= WHAT YOU HAVE TO DO =
Nothing should be left out: output all of the entries exactly.

:: EXERCISE INPUTS ::

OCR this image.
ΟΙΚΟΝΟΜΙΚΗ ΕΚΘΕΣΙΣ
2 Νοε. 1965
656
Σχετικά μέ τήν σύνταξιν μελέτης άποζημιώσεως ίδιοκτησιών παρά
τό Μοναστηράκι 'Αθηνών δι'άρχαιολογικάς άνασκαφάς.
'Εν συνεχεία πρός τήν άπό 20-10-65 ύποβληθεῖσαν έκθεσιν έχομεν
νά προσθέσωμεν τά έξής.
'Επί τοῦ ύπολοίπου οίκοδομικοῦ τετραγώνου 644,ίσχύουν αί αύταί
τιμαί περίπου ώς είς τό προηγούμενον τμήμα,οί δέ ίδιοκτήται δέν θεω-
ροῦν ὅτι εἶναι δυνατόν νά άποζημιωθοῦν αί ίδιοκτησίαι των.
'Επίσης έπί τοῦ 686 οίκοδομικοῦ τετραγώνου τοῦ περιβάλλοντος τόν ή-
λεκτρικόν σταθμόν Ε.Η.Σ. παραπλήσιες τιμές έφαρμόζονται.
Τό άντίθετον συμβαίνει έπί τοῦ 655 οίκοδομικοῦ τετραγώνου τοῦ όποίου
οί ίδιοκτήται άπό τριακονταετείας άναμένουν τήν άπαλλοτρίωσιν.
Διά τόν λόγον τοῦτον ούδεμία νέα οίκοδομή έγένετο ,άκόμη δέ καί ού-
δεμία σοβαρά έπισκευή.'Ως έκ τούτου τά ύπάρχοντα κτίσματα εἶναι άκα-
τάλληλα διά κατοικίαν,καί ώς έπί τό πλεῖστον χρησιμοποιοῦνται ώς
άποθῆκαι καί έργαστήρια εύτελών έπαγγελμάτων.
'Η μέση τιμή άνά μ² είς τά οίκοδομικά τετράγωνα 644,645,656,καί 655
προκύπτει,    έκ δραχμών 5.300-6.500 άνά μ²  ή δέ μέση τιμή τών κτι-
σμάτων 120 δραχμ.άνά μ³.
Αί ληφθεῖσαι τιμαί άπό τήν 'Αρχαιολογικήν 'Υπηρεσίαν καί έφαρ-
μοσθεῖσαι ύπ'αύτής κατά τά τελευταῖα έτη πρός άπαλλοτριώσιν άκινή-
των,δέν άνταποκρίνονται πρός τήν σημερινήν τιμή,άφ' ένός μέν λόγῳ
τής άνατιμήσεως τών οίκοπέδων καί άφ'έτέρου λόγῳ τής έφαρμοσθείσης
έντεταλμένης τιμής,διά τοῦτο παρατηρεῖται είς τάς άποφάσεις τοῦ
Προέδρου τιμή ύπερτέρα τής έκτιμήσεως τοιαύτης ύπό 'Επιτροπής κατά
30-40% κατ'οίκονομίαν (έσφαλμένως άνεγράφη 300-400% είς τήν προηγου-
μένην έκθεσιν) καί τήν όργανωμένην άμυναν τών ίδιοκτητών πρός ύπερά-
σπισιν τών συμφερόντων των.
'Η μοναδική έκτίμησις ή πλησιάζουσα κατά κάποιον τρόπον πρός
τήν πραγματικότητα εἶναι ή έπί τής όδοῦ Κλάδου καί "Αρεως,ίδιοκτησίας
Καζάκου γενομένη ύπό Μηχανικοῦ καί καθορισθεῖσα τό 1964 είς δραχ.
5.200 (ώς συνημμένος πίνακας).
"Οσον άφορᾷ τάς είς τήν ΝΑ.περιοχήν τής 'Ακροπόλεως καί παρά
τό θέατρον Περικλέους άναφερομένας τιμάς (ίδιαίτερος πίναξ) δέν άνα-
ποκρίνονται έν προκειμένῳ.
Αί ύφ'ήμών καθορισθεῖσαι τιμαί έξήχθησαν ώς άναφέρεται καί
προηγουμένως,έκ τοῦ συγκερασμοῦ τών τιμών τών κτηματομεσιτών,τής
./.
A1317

:::

= IN RESPONSE =
OCR this image.
ΟΙΚΟΝΟΜΙΚΗ ΕΚΘΕΣΙΣ
2 Νοε. 1965
656
Σχετικά μέ τήν σύνταξιν μελέτης άποζημιώσεως ίδιοκτησιών παρά
τό Μοναστηράκι 'Αθηνών δι'άρχαιολογικάς άνασκαφάς.
'Εν συνεχεία πρός τήν άπό 20-10-65 ύποβληθεῖσαν έκθεσιν έχομεν
νά προσθέσωμεν τά έξής.
'Επί τοῦ ύπολοίπου οίκοδομικοῦ τετραγώνου 644,ίσχύουν αί αύταί
τιμαί περίπου ώς είς τό προηγούμενον τμήμα,οί δέ ίδιοκτήται δέν θεω-
ροῦν ὅτι εἶναι δυνατόν νά άποζημιωθοῦν αί ίδιοκτησίαι των.
'Επίσης έπί τοῦ 686 οίκοδομικοῦ τετραγώνου τοῦ περιβάλλοντος τόν ή-
λεκτρικόν σταθμόν Ε.Η.Σ. παραπλήσιες τιμές έφαρμόζονται.
Τό άντίθετον συμβαίνει έπί τοῦ 655 οίκοδομικοῦ τετραγώνου τοῦ όποίου
οί ίδιοκτήται άπό τριακονταετείας άναμένουν τήν άπαλλοτρίωσιν.
Διά τόν λόγον τοῦτον ούδεμία νέα οίκοδομή έγένετο ,άκόμη δέ καί ού-
δεμία σοβαρά έπισκευή.'Ως έκ τούτου τά ύπάρχοντα κτίσματα εἶναι άκα-
τάλληλα διά κατοικίαν,καί ώς έπί τό πλεῖστον χρησιμοποιοῦνται ώς
άποθῆκαι καί έργαστήρια εύτελών έπαγγελμάτων.
'Η μέση τιμή άνά μ² είς τά οίκοδομικά τετράγωνα 644,645,656,καί 655
προκύπτει,    έκ δραχμών 5.300-6.500 άνά μ²  ή δέ μέση τιμή τών κτι-
σμάτων 120 δραχμ.άνά μ³.
Αί ληφθεῖσαι τιμαί άπό τήν 'Αρχαιολογικήν 'Υπηρεσίαν καί έφαρ-
μοσθεῖσαι ύπ'αύτής κατά τά τελευταῖα έτη πρός άπαλλοτριώσιν άκινή-
των,δέν άνταποκρίνονται πρός τήν σημερινήν τιμή,άφ' ένός μέν λόγῳ
τής άνατιμήσεως τών οίκοπέδων καί άφ'έτέρου λόγῳ τής έφαρμοσθείσης
έντεταλμένης τιμής,διά τοῦτο παρατηρεῖται είς τάς άποφάσεις τοῦ
Προέδρου τιμή ύπερτέρα τής έκτιμήσεως τοιαύτης ύπό 'Επιτροπής κατά
30-40% κατ'οίκονομίαν (έσφαλμένως άνεγράφη 300-400% είς τήν προηγου-
μένην έκθεσιν) καί τήν όργανωμένην άμυναν τών ίδιοκτητών πρός ύπερά-
σπισιν τών συμφερόντων των.
'Η μοναδική έκτίμησις ή πλησιάζουσα κατά κάποιον τρόπον πρός
τήν πραγματικότητα εἶναι ή έπί τής όδοῦ Κλάδου καί "Αρεως,ίδιοκτησίας
Καζάκου γενομένη ύπό Μηχανικοῦ καί καθορισθεῖσα τό 1964 είς δραχ.
5.200 (ώς συνημμένος πίνακας).
"Οσον άφορᾷ τάς είς τήν ΝΑ.περιοχήν τής 'Ακροπόλεως καί παρά
τό θέατρον Περικλέους άναφερομένας τιμάς (ίδιαίτερος πίναξ) δέν άνα-
ποκρίνονται έν προκειμένῳ.
Αί ύφ'ήμών καθορισθεῖσαι τιμαί έξήχθησαν ώς άναφέρεται καί
προηγουμένως,έκ τοῦ συγκερασμοῦ τών τιμών τών κτηματομεσιτών,τής
./.
A1317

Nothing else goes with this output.